* start Provided material *

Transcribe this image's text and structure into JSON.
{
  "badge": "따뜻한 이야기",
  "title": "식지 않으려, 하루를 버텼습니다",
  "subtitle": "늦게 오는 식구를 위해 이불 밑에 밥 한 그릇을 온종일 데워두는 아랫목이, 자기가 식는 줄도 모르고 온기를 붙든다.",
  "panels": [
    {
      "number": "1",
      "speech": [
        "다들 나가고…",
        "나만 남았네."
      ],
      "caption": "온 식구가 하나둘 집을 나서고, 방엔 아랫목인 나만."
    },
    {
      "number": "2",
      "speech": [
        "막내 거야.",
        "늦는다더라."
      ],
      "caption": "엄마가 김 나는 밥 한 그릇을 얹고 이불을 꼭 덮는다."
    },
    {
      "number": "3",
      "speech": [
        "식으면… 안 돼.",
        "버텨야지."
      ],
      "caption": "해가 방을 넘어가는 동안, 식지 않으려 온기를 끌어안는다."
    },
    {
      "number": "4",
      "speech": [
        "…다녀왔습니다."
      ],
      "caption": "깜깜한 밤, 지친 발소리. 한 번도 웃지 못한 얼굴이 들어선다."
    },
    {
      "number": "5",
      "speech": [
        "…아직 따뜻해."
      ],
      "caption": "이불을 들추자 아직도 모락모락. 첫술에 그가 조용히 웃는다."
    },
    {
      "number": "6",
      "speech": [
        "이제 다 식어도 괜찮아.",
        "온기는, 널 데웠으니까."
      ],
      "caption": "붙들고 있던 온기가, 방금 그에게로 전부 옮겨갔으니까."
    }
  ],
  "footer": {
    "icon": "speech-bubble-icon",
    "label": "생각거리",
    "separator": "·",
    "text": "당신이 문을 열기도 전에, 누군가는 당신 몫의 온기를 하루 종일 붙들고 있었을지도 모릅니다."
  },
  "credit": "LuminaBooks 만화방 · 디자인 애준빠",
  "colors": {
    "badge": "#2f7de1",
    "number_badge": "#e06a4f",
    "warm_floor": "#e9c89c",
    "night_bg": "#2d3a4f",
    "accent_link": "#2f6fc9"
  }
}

* end Provided material *

▶ Required task
The word "caption" may occur in lines of the records. Report how many such lines there are, giving only the number.

▶ Written solution
6